■ Extracted records:

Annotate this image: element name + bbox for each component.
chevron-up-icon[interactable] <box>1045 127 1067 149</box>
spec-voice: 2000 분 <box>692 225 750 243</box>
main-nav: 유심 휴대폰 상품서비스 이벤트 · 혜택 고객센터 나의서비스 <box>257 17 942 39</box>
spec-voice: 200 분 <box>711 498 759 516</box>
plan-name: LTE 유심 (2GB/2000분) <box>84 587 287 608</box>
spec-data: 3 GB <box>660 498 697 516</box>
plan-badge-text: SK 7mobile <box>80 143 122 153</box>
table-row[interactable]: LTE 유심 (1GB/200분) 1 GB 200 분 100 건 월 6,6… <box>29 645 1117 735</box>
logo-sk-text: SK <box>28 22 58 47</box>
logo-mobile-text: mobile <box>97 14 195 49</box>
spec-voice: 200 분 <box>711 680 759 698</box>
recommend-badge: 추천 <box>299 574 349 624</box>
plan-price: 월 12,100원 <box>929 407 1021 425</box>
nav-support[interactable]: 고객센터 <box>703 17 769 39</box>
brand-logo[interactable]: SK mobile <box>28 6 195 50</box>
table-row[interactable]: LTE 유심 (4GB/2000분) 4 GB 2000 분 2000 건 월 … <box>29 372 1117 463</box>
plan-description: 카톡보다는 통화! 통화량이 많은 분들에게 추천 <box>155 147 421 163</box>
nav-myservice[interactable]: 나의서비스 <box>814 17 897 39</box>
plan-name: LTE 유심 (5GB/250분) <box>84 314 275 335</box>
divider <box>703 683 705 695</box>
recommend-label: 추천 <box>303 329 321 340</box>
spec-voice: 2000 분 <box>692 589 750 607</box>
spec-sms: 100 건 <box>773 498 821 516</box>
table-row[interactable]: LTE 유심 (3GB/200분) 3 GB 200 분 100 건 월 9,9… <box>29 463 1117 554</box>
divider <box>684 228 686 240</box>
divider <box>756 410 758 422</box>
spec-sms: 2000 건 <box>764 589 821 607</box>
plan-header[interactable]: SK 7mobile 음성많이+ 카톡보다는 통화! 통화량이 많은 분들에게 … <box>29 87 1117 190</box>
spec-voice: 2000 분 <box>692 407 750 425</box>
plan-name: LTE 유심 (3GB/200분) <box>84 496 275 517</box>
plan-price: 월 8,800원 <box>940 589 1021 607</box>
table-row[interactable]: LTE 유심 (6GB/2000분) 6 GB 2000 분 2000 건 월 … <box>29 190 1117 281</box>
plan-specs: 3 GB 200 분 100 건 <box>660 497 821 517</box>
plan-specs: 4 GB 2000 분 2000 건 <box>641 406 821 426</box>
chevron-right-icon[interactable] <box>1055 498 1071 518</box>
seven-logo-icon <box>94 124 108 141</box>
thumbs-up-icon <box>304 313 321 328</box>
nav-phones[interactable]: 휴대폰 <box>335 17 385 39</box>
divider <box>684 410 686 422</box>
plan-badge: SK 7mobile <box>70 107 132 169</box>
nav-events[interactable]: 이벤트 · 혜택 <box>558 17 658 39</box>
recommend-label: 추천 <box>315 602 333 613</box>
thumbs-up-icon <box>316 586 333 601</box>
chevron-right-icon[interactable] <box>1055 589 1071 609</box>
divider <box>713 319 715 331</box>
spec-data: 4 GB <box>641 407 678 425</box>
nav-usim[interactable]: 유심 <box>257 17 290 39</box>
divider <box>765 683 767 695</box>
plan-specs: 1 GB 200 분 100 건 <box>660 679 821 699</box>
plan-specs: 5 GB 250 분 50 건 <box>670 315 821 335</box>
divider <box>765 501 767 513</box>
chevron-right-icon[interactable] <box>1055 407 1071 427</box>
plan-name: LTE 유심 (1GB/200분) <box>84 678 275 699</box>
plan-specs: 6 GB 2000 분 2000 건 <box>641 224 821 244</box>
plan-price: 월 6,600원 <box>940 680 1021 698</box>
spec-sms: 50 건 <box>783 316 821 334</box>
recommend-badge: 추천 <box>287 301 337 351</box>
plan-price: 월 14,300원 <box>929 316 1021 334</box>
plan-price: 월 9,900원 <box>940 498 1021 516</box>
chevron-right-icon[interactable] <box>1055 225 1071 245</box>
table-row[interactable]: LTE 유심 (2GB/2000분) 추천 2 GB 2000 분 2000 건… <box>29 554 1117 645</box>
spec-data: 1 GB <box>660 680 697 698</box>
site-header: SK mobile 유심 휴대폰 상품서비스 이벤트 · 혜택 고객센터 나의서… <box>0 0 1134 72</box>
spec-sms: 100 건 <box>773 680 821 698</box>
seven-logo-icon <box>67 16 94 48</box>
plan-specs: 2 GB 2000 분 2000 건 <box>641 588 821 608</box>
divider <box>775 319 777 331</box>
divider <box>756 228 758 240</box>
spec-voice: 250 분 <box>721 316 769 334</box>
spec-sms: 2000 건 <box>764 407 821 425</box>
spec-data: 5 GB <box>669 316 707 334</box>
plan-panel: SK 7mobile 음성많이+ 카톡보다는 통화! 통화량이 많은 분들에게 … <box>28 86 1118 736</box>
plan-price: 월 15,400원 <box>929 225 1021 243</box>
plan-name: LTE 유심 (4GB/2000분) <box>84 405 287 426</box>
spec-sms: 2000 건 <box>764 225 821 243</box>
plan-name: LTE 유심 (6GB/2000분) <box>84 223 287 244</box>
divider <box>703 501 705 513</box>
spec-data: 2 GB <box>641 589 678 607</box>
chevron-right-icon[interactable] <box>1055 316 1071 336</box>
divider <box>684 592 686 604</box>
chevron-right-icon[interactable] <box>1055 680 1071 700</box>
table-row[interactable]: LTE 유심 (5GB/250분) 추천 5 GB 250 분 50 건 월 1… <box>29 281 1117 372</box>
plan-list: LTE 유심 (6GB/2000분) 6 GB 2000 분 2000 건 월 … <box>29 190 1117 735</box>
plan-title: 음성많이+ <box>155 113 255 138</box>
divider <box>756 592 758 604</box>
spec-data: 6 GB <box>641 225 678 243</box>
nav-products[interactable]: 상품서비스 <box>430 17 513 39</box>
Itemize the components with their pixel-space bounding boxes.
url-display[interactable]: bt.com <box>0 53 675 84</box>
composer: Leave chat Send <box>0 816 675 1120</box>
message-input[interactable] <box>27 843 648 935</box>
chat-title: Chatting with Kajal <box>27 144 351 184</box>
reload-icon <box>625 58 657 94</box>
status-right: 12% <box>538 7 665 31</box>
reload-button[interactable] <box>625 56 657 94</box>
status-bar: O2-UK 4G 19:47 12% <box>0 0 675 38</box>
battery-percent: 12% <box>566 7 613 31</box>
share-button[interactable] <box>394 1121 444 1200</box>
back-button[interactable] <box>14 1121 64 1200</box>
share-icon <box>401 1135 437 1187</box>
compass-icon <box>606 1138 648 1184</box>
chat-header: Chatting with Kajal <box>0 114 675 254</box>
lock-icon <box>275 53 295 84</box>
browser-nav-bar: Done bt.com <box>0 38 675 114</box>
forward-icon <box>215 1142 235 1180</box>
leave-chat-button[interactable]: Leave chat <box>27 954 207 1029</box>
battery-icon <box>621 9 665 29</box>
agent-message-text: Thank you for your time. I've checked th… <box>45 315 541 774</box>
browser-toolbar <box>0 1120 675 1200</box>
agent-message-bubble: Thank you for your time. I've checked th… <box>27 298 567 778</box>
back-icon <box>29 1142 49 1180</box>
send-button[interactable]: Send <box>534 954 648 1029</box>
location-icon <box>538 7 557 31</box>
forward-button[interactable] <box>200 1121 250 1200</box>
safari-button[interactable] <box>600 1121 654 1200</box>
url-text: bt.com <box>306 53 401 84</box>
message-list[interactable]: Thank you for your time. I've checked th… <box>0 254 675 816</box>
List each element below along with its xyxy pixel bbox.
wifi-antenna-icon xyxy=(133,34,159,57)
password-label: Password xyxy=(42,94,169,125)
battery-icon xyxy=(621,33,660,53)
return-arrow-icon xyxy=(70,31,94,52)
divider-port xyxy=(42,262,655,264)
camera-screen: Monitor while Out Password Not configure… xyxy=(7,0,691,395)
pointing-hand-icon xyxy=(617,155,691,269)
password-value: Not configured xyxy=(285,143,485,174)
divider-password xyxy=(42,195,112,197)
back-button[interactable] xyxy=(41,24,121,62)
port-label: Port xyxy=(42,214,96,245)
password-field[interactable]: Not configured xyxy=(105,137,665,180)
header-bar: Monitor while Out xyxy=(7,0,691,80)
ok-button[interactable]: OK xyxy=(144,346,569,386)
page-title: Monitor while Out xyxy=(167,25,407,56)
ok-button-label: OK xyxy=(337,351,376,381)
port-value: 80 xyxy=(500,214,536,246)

■ Required work: Can you arrange the records as a numbered list, beginning with their first line and stopping after the line that contains "divider <box>756 410 758 422</box>", with blank lines left out?

■ Solved exercise:
1. Annotate this image: element name + bbox for each component.
2. chevron-up-icon[interactable] <box>1045 127 1067 149</box>
3. spec-voice: 2000 분 <box>692 225 750 243</box>
4. main-nav: 유심 휴대폰 상품서비스 이벤트 · 혜택 고객센터 나의서비스 <box>257 17 942 39</box>
5. spec-voice: 200 분 <box>711 498 759 516</box>
6. plan-name: LTE 유심 (2GB/2000분) <box>84 587 287 608</box>
7. spec-data: 3 GB <box>660 498 697 516</box>
8. plan-badge-text: SK 7mobile <box>80 143 122 153</box>
9. table-row[interactable]: LTE 유심 (1GB/200분) 1 GB 200 분 100 건 월 6,6… <box>29 645 1117 735</box>
10. logo-sk-text: SK <box>28 22 58 47</box>
11. logo-mobile-text: mobile <box>97 14 195 49</box>
12. spec-voice: 200 분 <box>711 680 759 698</box>
13. recommend-badge: 추천 <box>299 574 349 624</box>
14. plan-price: 월 12,100원 <box>929 407 1021 425</box>
15. nav-support[interactable]: 고객센터 <box>703 17 769 39</box>
16. brand-logo[interactable]: SK mobile <box>28 6 195 50</box>
17. table-row[interactable]: LTE 유심 (4GB/2000분) 4 GB 2000 분 2000 건 월 … <box>29 372 1117 463</box>
18. plan-description: 카톡보다는 통화! 통화량이 많은 분들에게 추천 <box>155 147 421 163</box>
19. nav-myservice[interactable]: 나의서비스 <box>814 17 897 39</box>
20. plan-name: LTE 유심 (5GB/250분) <box>84 314 275 335</box>
21. divider <box>703 683 705 695</box>
22. recommend-label: 추천 <box>303 329 321 340</box>
23. spec-voice: 2000 분 <box>692 589 750 607</box>
24. spec-sms: 100 건 <box>773 498 821 516</box>
25. table-row[interactable]: LTE 유심 (3GB/200분) 3 GB 200 분 100 건 월 9,9… <box>29 463 1117 554</box>
26. divider <box>684 228 686 240</box>
27. divider <box>756 410 758 422</box>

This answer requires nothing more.